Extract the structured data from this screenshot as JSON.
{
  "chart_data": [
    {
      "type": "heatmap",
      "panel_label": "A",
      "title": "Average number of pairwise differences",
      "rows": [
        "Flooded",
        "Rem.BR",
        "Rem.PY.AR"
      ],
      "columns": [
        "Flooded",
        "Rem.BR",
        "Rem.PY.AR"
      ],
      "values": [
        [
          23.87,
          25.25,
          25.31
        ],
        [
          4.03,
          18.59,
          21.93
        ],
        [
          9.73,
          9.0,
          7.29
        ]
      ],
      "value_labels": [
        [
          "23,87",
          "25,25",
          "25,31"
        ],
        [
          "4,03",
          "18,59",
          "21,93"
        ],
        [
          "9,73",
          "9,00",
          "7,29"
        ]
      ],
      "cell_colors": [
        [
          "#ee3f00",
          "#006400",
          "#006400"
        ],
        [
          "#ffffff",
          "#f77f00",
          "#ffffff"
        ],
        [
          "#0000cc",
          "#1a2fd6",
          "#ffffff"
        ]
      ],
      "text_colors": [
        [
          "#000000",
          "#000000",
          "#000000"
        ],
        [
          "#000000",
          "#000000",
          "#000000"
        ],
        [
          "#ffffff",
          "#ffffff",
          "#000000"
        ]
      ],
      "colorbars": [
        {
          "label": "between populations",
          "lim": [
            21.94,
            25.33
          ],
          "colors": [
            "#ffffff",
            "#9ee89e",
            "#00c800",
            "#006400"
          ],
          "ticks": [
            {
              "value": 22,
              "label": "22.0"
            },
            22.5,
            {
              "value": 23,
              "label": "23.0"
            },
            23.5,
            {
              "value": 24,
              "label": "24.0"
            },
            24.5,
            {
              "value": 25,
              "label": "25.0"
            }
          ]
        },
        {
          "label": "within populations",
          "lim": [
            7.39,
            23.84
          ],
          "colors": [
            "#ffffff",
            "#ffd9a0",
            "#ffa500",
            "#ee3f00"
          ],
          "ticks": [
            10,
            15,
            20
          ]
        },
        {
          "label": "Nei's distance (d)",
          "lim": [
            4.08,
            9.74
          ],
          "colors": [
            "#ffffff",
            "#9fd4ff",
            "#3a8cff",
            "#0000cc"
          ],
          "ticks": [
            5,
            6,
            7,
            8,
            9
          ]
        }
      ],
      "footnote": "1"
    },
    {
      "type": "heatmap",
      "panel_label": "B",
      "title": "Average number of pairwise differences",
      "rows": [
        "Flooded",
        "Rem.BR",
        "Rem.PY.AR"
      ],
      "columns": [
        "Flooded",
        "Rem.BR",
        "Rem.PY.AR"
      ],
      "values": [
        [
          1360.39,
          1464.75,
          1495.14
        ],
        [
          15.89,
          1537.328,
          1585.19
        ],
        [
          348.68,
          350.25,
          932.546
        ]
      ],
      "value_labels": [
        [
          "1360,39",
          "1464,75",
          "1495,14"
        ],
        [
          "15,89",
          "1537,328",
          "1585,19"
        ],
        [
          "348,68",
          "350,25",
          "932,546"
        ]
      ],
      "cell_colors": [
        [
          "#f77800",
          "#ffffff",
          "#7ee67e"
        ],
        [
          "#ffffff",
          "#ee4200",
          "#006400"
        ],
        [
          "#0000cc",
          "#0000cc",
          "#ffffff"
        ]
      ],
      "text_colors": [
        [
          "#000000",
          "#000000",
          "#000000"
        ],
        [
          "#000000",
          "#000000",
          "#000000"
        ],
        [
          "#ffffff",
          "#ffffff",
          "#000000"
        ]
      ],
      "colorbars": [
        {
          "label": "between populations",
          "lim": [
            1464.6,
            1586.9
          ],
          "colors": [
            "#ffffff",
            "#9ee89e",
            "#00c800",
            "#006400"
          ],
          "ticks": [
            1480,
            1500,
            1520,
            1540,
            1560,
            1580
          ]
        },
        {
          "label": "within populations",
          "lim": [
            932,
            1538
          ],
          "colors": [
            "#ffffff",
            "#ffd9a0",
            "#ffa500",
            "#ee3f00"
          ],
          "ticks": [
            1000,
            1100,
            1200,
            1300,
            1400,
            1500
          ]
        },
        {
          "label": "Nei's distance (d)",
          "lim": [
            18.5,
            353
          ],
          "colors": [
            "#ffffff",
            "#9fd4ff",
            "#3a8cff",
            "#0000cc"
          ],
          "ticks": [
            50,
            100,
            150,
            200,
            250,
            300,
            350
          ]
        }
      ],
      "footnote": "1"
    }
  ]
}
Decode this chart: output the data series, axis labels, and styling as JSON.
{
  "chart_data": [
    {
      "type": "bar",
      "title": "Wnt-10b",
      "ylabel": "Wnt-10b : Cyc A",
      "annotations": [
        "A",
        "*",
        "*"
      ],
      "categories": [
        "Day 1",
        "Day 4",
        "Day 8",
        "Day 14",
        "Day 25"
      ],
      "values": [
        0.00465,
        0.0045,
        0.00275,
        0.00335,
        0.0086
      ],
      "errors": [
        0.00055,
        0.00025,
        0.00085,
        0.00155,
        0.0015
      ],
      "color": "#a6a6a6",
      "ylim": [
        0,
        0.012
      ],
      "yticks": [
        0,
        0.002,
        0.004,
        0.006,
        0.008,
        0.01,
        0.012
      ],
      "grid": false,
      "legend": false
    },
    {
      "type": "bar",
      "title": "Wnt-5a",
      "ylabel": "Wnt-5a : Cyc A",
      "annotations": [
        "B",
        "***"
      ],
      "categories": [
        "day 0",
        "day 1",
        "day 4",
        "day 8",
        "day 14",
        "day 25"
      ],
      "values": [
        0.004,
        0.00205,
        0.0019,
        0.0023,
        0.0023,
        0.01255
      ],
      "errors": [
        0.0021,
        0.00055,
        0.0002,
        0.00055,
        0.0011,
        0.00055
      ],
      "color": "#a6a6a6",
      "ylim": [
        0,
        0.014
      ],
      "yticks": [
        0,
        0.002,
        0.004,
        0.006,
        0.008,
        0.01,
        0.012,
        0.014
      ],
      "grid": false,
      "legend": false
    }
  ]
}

····················

Count the lines in the material above where the string "title" appears, then state only that count.

### [THE OUTPUT]
4